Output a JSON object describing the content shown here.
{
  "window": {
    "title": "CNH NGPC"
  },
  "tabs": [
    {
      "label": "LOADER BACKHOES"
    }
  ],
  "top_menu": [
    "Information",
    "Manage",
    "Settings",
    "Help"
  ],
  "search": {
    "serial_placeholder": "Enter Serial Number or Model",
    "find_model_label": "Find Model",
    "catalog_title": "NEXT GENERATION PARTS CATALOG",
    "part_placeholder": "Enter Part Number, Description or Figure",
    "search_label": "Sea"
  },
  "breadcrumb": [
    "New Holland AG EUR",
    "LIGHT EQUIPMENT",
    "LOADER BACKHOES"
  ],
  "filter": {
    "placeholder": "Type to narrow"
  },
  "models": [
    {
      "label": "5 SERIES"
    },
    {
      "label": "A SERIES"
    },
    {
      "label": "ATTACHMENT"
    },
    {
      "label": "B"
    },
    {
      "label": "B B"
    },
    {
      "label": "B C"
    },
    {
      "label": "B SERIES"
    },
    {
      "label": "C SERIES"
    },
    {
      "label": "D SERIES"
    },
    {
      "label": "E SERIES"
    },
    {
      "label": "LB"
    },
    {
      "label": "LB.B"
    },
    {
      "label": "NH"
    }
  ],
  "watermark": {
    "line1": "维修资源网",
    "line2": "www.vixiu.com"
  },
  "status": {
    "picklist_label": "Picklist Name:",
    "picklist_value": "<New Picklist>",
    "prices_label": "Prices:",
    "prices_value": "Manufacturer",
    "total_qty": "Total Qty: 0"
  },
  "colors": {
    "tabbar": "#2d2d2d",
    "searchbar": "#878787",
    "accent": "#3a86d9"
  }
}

## SHORT TASK
In this exercise, repeat all entries exactly.

## COMPLETE ANSWER
Output a JSON object describing the content shown here.
{
  "window": {
    "title": "CNH NGPC"
  },
  "tabs": [
    {
      "label": "LOADER BACKHOES"
    }
  ],
  "top_menu": [
    "Information",
    "Manage",
    "Settings",
    "Help"
  ],
  "search": {
    "serial_placeholder": "Enter Serial Number or Model",
    "find_model_label": "Find Model",
    "catalog_title": "NEXT GENERATION PARTS CATALOG",
    "part_placeholder": "Enter Part Number, Description or Figure",
    "search_label": "Sea"
  },
  "breadcrumb": [
    "New Holland AG EUR",
    "LIGHT EQUIPMENT",
    "LOADER BACKHOES"
  ],
  "filter": {
    "placeholder": "Type to narrow"
  },
  "models": [
    {
      "label": "5 SERIES"
    },
    {
      "label": "A SERIES"
    },
    {
      "label": "ATTACHMENT"
    },
    {
      "label": "B"
    },
    {
      "label": "B B"
    },
    {
      "label": "B C"
    },
    {
      "label": "B SERIES"
    },
    {
      "label": "C SERIES"
    },
    {
      "label": "D SERIES"
    },
    {
      "label": "E SERIES"
    },
    {
      "label": "LB"
    },
    {
      "label": "LB.B"
    },
    {
      "label": "NH"
    }
  ],
  "watermark": {
    "line1": "维修资源网",
    "line2": "www.vixiu.com"
  },
  "status": {
    "picklist_label": "Picklist Name:",
    "picklist_value": "<New Picklist>",
    "prices_label": "Prices:",
    "prices_value": "Manufacturer",
    "total_qty": "Total Qty: 0"
  },
  "colors": {
    "tabbar": "#2d2d2d",
    "searchbar": "#878787",
    "accent": "#3a86d9"
  }
}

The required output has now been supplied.